[START Data for the task]

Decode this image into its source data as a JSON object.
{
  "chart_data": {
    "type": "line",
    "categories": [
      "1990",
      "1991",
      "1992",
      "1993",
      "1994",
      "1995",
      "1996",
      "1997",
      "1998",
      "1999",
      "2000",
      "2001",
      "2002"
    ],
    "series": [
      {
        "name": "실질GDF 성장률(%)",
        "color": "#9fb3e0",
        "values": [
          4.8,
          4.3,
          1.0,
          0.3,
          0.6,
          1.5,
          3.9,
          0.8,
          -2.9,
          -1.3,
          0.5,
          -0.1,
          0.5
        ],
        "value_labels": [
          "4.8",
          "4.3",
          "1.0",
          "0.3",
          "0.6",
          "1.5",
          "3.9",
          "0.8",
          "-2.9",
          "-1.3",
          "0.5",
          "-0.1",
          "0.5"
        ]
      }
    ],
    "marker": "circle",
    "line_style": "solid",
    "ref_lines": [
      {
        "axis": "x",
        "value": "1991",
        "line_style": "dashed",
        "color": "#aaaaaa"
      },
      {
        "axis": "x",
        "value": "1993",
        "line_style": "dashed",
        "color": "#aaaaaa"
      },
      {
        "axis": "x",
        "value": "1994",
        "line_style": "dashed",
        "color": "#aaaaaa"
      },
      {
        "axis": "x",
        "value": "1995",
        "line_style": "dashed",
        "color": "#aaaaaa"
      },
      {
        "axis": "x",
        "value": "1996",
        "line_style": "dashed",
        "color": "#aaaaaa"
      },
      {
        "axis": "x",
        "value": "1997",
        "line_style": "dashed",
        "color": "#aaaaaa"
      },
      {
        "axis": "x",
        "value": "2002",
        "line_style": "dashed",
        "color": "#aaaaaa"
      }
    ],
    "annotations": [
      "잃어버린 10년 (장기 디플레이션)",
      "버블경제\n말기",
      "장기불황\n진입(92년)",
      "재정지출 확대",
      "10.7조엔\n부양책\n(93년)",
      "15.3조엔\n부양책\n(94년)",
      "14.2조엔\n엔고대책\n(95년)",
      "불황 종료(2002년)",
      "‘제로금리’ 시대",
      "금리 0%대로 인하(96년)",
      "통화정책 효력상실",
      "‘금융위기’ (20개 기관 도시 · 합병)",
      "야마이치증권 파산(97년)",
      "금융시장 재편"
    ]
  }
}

[END Data for the task]

=== Set task ===
Every record above must be duplicated exactly.

=== Response below ===
Decode this image into its source data as a JSON object.
{
  "chart_data": {
    "type": "line",
    "categories": [
      "1990",
      "1991",
      "1992",
      "1993",
      "1994",
      "1995",
      "1996",
      "1997",
      "1998",
      "1999",
      "2000",
      "2001",
      "2002"
    ],
    "series": [
      {
        "name": "실질GDF 성장률(%)",
        "color": "#9fb3e0",
        "values": [
          4.8,
          4.3,
          1.0,
          0.3,
          0.6,
          1.5,
          3.9,
          0.8,
          -2.9,
          -1.3,
          0.5,
          -0.1,
          0.5
        ],
        "value_labels": [
          "4.8",
          "4.3",
          "1.0",
          "0.3",
          "0.6",
          "1.5",
          "3.9",
          "0.8",
          "-2.9",
          "-1.3",
          "0.5",
          "-0.1",
          "0.5"
        ]
      }
    ],
    "marker": "circle",
    "line_style": "solid",
    "ref_lines": [
      {
        "axis": "x",
        "value": "1991",
        "line_style": "dashed",
        "color": "#aaaaaa"
      },
      {
        "axis": "x",
        "value": "1993",
        "line_style": "dashed",
        "color": "#aaaaaa"
      },
      {
        "axis": "x",
        "value": "1994",
        "line_style": "dashed",
        "color": "#aaaaaa"
      },
      {
        "axis": "x",
        "value": "1995",
        "line_style": "dashed",
        "color": "#aaaaaa"
      },
      {
        "axis": "x",
        "value": "1996",
        "line_style": "dashed",
        "color": "#aaaaaa"
      },
      {
        "axis": "x",
        "value": "1997",
        "line_style": "dashed",
        "color": "#aaaaaa"
      },
      {
        "axis": "x",
        "value": "2002",
        "line_style": "dashed",
        "color": "#aaaaaa"
      }
    ],
    "annotations": [
      "잃어버린 10년 (장기 디플레이션)",
      "버블경제\n말기",
      "장기불황\n진입(92년)",
      "재정지출 확대",
      "10.7조엔\n부양책\n(93년)",
      "15.3조엔\n부양책\n(94년)",
      "14.2조엔\n엔고대책\n(95년)",
      "불황 종료(2002년)",
      "‘제로금리’ 시대",
      "금리 0%대로 인하(96년)",
      "통화정책 효력상실",
      "‘금융위기’ (20개 기관 도시 · 합병)",
      "야마이치증권 파산(97년)",
      "금융시장 재편"
    ]
  }
}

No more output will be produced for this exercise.